**** Materials provided ****
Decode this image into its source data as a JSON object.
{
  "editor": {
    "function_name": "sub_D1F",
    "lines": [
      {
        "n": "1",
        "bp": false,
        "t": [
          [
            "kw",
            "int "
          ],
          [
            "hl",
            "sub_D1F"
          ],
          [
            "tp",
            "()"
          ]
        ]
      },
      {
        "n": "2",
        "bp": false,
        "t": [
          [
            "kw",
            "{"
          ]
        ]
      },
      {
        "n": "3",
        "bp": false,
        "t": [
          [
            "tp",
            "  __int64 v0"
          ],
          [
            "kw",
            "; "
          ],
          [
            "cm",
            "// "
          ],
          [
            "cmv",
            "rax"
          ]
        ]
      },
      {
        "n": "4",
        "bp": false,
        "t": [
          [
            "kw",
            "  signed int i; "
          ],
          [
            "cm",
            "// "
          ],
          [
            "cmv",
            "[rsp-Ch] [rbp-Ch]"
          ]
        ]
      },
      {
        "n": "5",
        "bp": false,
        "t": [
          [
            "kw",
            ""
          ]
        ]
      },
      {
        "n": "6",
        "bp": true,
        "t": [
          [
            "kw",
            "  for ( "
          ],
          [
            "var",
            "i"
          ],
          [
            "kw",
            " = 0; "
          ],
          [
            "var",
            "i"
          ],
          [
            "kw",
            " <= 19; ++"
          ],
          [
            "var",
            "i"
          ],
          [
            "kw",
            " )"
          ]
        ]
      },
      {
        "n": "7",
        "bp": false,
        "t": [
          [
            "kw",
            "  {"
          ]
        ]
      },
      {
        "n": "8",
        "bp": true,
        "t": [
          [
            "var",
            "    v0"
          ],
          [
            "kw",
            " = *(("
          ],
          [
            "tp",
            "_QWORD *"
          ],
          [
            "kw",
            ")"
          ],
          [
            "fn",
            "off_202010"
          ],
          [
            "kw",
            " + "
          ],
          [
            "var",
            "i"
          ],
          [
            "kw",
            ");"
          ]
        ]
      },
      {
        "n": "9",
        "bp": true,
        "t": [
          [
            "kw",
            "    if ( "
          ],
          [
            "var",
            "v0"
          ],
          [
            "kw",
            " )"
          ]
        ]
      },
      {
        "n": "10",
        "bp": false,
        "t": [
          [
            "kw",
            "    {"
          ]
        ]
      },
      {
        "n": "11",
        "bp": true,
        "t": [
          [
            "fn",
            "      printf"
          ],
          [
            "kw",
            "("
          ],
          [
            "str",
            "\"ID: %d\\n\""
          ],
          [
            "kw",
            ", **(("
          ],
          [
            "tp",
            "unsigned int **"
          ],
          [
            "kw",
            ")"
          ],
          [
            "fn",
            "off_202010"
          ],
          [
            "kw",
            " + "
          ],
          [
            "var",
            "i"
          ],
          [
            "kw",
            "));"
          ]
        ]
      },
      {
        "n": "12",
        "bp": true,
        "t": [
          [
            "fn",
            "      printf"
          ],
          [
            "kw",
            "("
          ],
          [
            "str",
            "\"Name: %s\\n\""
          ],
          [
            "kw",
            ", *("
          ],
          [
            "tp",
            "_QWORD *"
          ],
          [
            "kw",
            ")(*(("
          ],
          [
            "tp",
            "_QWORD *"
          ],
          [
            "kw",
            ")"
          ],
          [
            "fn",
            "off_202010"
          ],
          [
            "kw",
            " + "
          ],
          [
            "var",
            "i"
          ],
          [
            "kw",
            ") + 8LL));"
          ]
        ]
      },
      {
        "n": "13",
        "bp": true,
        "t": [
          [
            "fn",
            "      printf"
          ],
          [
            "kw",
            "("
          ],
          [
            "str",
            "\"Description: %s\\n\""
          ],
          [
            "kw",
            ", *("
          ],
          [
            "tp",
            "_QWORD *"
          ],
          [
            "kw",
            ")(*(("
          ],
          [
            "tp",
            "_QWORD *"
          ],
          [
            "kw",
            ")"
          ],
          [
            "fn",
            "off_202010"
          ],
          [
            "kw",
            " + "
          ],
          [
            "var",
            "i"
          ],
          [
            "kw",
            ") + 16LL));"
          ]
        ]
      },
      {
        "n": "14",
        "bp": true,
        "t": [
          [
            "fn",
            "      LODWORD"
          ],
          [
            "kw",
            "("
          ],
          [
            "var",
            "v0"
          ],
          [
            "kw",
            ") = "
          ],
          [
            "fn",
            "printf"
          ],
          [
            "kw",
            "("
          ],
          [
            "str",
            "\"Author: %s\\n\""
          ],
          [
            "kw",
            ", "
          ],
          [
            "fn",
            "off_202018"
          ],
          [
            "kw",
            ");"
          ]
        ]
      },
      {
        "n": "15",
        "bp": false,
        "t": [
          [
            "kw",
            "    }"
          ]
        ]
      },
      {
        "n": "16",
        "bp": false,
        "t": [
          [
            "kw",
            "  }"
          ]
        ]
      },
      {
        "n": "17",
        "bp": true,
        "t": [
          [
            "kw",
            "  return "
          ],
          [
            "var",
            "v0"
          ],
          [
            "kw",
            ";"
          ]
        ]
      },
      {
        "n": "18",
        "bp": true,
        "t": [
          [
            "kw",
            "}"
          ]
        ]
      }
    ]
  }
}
****
* Short task *
Write the data from above out again, exactly.

* Output *
Decode this image into its source data as a JSON object.
{
  "editor": {
    "function_name": "sub_D1F",
    "lines": [
      {
        "n": "1",
        "bp": false,
        "t": [
          [
            "kw",
            "int "
          ],
          [
            "hl",
            "sub_D1F"
          ],
          [
            "tp",
            "()"
          ]
        ]
      },
      {
        "n": "2",
        "bp": false,
        "t": [
          [
            "kw",
            "{"
          ]
        ]
      },
      {
        "n": "3",
        "bp": false,
        "t": [
          [
            "tp",
            "  __int64 v0"
          ],
          [
            "kw",
            "; "
          ],
          [
            "cm",
            "// "
          ],
          [
            "cmv",
            "rax"
          ]
        ]
      },
      {
        "n": "4",
        "bp": false,
        "t": [
          [
            "kw",
            "  signed int i; "
          ],
          [
            "cm",
            "// "
          ],
          [
            "cmv",
            "[rsp-Ch] [rbp-Ch]"
          ]
        ]
      },
      {
        "n": "5",
        "bp": false,
        "t": [
          [
            "kw",
            ""
          ]
        ]
      },
      {
        "n": "6",
        "bp": true,
        "t": [
          [
            "kw",
            "  for ( "
          ],
          [
            "var",
            "i"
          ],
          [
            "kw",
            " = 0; "
          ],
          [
            "var",
            "i"
          ],
          [
            "kw",
            " <= 19; ++"
          ],
          [
            "var",
            "i"
          ],
          [
            "kw",
            " )"
          ]
        ]
      },
      {
        "n": "7",
        "bp": false,
        "t": [
          [
            "kw",
            "  {"
          ]
        ]
      },
      {
        "n": "8",
        "bp": true,
        "t": [
          [
            "var",
            "    v0"
          ],
          [
            "kw",
            " = *(("
          ],
          [
            "tp",
            "_QWORD *"
          ],
          [
            "kw",
            ")"
          ],
          [
            "fn",
            "off_202010"
          ],
          [
            "kw",
            " + "
          ],
          [
            "var",
            "i"
          ],
          [
            "kw",
            ");"
          ]
        ]
      },
      {
        "n": "9",
        "bp": true,
        "t": [
          [
            "kw",
            "    if ( "
          ],
          [
            "var",
            "v0"
          ],
          [
            "kw",
            " )"
          ]
        ]
      },
      {
        "n": "10",
        "bp": false,
        "t": [
          [
            "kw",
            "    {"
          ]
        ]
      },
      {
        "n": "11",
        "bp": true,
        "t": [
          [
            "fn",
            "      printf"
          ],
          [
            "kw",
            "("
          ],
          [
            "str",
            "\"ID: %d\\n\""
          ],
          [
            "kw",
            ", **(("
          ],
          [
            "tp",
            "unsigned int **"
          ],
          [
            "kw",
            ")"
          ],
          [
            "fn",
            "off_202010"
          ],
          [
            "kw",
            " + "
          ],
          [
            "var",
            "i"
          ],
          [
            "kw",
            "));"
          ]
        ]
      },
      {
        "n": "12",
        "bp": true,
        "t": [
          [
            "fn",
            "      printf"
          ],
          [
            "kw",
            "("
          ],
          [
            "str",
            "\"Name: %s\\n\""
          ],
          [
            "kw",
            ", *("
          ],
          [
            "tp",
            "_QWORD *"
          ],
          [
            "kw",
            ")(*(("
          ],
          [
            "tp",
            "_QWORD *"
          ],
          [
            "kw",
            ")"
          ],
          [
            "fn",
            "off_202010"
          ],
          [
            "kw",
            " + "
          ],
          [
            "var",
            "i"
          ],
          [
            "kw",
            ") + 8LL));"
          ]
        ]
      },
      {
        "n": "13",
        "bp": true,
        "t": [
          [
            "fn",
            "      printf"
          ],
          [
            "kw",
            "("
          ],
          [
            "str",
            "\"Description: %s\\n\""
          ],
          [
            "kw",
            ", *("
          ],
          [
            "tp",
            "_QWORD *"
          ],
          [
            "kw",
            ")(*(("
          ],
          [
            "tp",
            "_QWORD *"
          ],
          [
            "kw",
            ")"
          ],
          [
            "fn",
            "off_202010"
          ],
          [
            "kw",
            " + "
          ],
          [
            "var",
            "i"
          ],
          [
            "kw",
            ") + 16LL));"
          ]
        ]
      },
      {
        "n": "14",
        "bp": true,
        "t": [
          [
            "fn",
            "      LODWORD"
          ],
          [
            "kw",
            "("
          ],
          [
            "var",
            "v0"
          ],
          [
            "kw",
            ") = "
          ],
          [
            "fn",
            "printf"
          ],
          [
            "kw",
            "("
          ],
          [
            "str",
            "\"Author: %s\\n\""
          ],
          [
            "kw",
            ", "
          ],
          [
            "fn",
            "off_202018"
          ],
          [
            "kw",
            ");"
          ]
        ]
      },
      {
        "n": "15",
        "bp": false,
        "t": [
          [
            "kw",
            "    }"
          ]
        ]
      },
      {
        "n": "16",
        "bp": false,
        "t": [
          [
            "kw",
            "  }"
          ]
        ]
      },
      {
        "n": "17",
        "bp": true,
        "t": [
          [
            "kw",
            "  return "
          ],
          [
            "var",
            "v0"
          ],
          [
            "kw",
            ";"
          ]
        ]
      },
      {
        "n": "18",
        "bp": true,
        "t": [
          [
            "kw",
            "}"
          ]
        ]
      }
    ]
  }
}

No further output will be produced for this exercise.